Entries taken from a collection
________________________

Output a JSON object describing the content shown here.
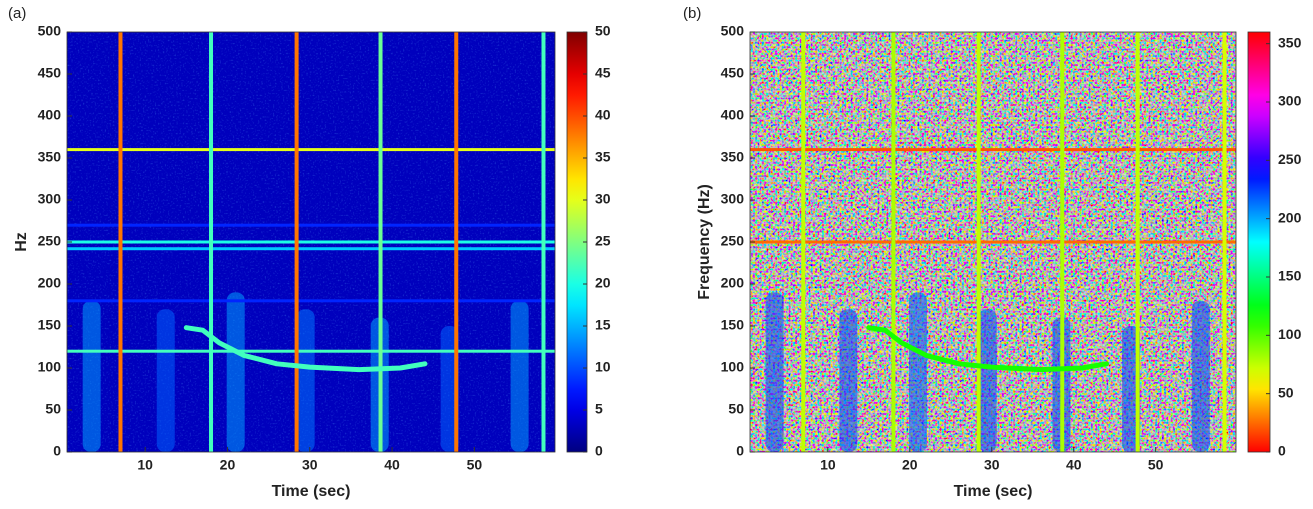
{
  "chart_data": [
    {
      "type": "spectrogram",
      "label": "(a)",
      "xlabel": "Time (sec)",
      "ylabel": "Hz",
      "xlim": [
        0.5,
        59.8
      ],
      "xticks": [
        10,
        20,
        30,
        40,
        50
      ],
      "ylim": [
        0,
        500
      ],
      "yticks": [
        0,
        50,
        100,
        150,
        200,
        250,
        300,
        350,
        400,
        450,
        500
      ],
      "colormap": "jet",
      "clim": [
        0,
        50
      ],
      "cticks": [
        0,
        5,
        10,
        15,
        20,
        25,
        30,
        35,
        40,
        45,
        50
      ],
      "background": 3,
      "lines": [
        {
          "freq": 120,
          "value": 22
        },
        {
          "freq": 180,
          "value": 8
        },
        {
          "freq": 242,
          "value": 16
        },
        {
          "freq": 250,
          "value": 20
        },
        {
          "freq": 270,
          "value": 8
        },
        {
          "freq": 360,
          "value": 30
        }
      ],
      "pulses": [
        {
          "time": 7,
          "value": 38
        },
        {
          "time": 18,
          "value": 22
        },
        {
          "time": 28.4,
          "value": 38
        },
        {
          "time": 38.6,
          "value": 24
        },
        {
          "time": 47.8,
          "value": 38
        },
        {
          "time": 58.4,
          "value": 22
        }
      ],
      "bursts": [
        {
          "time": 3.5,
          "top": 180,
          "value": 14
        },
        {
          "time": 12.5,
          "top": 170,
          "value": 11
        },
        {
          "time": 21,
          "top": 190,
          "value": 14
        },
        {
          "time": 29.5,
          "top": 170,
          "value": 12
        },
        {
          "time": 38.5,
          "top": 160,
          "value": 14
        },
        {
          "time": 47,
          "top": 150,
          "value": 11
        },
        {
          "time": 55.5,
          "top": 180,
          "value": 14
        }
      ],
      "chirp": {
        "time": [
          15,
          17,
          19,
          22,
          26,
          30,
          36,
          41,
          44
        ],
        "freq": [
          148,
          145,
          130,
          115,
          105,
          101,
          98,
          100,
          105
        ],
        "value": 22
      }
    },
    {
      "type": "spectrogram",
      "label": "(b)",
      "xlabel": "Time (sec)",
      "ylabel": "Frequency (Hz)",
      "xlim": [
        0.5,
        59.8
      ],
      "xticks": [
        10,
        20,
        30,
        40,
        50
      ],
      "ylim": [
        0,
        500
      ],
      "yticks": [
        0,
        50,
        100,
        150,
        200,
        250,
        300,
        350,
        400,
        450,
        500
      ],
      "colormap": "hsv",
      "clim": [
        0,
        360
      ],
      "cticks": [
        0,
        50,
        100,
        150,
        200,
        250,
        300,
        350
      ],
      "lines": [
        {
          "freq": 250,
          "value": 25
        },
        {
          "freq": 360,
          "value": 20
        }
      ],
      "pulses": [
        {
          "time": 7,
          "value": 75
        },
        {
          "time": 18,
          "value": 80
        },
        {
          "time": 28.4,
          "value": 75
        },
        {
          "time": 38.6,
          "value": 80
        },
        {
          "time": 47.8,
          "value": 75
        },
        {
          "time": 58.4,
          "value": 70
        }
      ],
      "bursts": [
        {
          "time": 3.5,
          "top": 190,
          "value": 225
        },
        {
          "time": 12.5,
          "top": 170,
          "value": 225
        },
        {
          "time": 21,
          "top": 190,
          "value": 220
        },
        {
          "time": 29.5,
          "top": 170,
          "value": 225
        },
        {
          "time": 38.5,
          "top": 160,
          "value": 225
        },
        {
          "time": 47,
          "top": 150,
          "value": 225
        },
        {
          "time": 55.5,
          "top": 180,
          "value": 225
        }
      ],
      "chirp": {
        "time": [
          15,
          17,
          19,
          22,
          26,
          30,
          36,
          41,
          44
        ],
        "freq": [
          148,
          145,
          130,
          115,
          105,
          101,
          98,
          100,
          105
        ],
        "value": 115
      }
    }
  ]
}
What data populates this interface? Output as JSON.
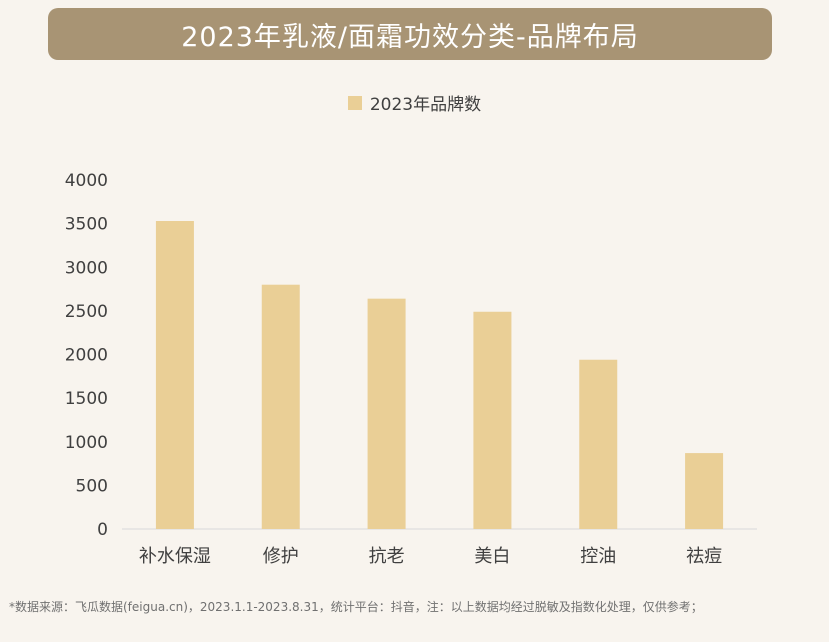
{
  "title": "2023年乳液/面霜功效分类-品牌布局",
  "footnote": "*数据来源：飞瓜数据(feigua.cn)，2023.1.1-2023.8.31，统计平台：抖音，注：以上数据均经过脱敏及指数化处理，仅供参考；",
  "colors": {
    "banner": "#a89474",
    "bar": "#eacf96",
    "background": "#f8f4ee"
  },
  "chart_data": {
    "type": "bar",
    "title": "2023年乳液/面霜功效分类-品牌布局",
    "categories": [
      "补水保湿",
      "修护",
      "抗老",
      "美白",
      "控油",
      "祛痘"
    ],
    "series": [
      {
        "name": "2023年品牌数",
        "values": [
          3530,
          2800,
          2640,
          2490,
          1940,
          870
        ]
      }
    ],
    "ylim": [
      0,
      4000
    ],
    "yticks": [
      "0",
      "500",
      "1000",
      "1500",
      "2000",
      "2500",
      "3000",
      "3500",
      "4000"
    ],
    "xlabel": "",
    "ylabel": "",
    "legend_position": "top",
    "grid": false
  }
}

________________________

SHORT PROBLEM: The data above should be repeated exactly, minus any pictures.

FINISHED EXERCISE:
Output a JSON object describing the content shown here.
{
  "chart_data": [
    {
      "type": "spectrogram",
      "label": "(a)",
      "xlabel": "Time (sec)",
      "ylabel": "Hz",
      "xlim": [
        0.5,
        59.8
      ],
      "xticks": [
        10,
        20,
        30,
        40,
        50
      ],
      "ylim": [
        0,
        500
      ],
      "yticks": [
        0,
        50,
        100,
        150,
        200,
        250,
        300,
        350,
        400,
        450,
        500
      ],
      "colormap": "jet",
      "clim": [
        0,
        50
      ],
      "cticks": [
        0,
        5,
        10,
        15,
        20,
        25,
        30,
        35,
        40,
        45,
        50
      ],
      "background": 3,
      "lines": [
        {
          "freq": 120,
          "value": 22
        },
        {
          "freq": 180,
          "value": 8
        },
        {
          "freq": 242,
          "value": 16
        },
        {
          "freq": 250,
          "value": 20
        },
        {
          "freq": 270,
          "value": 8
        },
        {
          "freq": 360,
          "value": 30
        }
      ],
      "pulses": [
        {
          "time": 7,
          "value": 38
        },
        {
          "time": 18,
          "value": 22
        },
        {
          "time": 28.4,
          "value": 38
        },
        {
          "time": 38.6,
          "value": 24
        },
        {
          "time": 47.8,
          "value": 38
        },
        {
          "time": 58.4,
          "value": 22
        }
      ],
      "bursts": [
        {
          "time": 3.5,
          "top": 180,
          "value": 14
        },
        {
          "time": 12.5,
          "top": 170,
          "value": 11
        },
        {
          "time": 21,
          "top": 190,
          "value": 14
        },
        {
          "time": 29.5,
          "top": 170,
          "value": 12
        },
        {
          "time": 38.5,
          "top": 160,
          "value": 14
        },
        {
          "time": 47,
          "top": 150,
          "value": 11
        },
        {
          "time": 55.5,
          "top": 180,
          "value": 14
        }
      ],
      "chirp": {
        "time": [
          15,
          17,
          19,
          22,
          26,
          30,
          36,
          41,
          44
        ],
        "freq": [
          148,
          145,
          130,
          115,
          105,
          101,
          98,
          100,
          105
        ],
        "value": 22
      }
    },
    {
      "type": "spectrogram",
      "label": "(b)",
      "xlabel": "Time (sec)",
      "ylabel": "Frequency (Hz)",
      "xlim": [
        0.5,
        59.8
      ],
      "xticks": [
        10,
        20,
        30,
        40,
        50
      ],
      "ylim": [
        0,
        500
      ],
      "yticks": [
        0,
        50,
        100,
        150,
        200,
        250,
        300,
        350,
        400,
        450,
        500
      ],
      "colormap": "hsv",
      "clim": [
        0,
        360
      ],
      "cticks": [
        0,
        50,
        100,
        150,
        200,
        250,
        300,
        350
      ],
      "lines": [
        {
          "freq": 250,
          "value": 25
        },
        {
          "freq": 360,
          "value": 20
        }
      ],
      "pulses": [
        {
          "time": 7,
          "value": 75
        },
        {
          "time": 18,
          "value": 80
        },
        {
          "time": 28.4,
          "value": 75
        },
        {
          "time": 38.6,
          "value": 80
        },
        {
          "time": 47.8,
          "value": 75
        },
        {
          "time": 58.4,
          "value": 70
        }
      ],
      "bursts": [
        {
          "time": 3.5,
          "top": 190,
          "value": 225
        },
        {
          "time": 12.5,
          "top": 170,
          "value": 225
        },
        {
          "time": 21,
          "top": 190,
          "value": 220
        },
        {
          "time": 29.5,
          "top": 170,
          "value": 225
        },
        {
          "time": 38.5,
          "top": 160,
          "value": 225
        },
        {
          "time": 47,
          "top": 150,
          "value": 225
        },
        {
          "time": 55.5,
          "top": 180,
          "value": 225
        }
      ],
      "chirp": {
        "time": [
          15,
          17,
          19,
          22,
          26,
          30,
          36,
          41,
          44
        ],
        "freq": [
          148,
          145,
          130,
          115,
          105,
          101,
          98,
          100,
          105
        ],
        "value": 115
      }
    }
  ]
}
What data populates this interface? Output as JSON.
{
  "title": "2023年乳液/面霜功效分类-品牌布局",
  "footnote": "*数据来源：飞瓜数据(feigua.cn)，2023.1.1-2023.8.31，统计平台：抖音，注：以上数据均经过脱敏及指数化处理，仅供参考；",
  "colors": {
    "banner": "#a89474",
    "bar": "#eacf96",
    "background": "#f8f4ee"
  },
  "chart_data": {
    "type": "bar",
    "title": "2023年乳液/面霜功效分类-品牌布局",
    "categories": [
      "补水保湿",
      "修护",
      "抗老",
      "美白",
      "控油",
      "祛痘"
    ],
    "series": [
      {
        "name": "2023年品牌数",
        "values": [
          3530,
          2800,
          2640,
          2490,
          1940,
          870
        ]
      }
    ],
    "ylim": [
      0,
      4000
    ],
    "yticks": [
      "0",
      "500",
      "1000",
      "1500",
      "2000",
      "2500",
      "3000",
      "3500",
      "4000"
    ],
    "xlabel": "",
    "ylabel": "",
    "legend_position": "top",
    "grid": false
  }
}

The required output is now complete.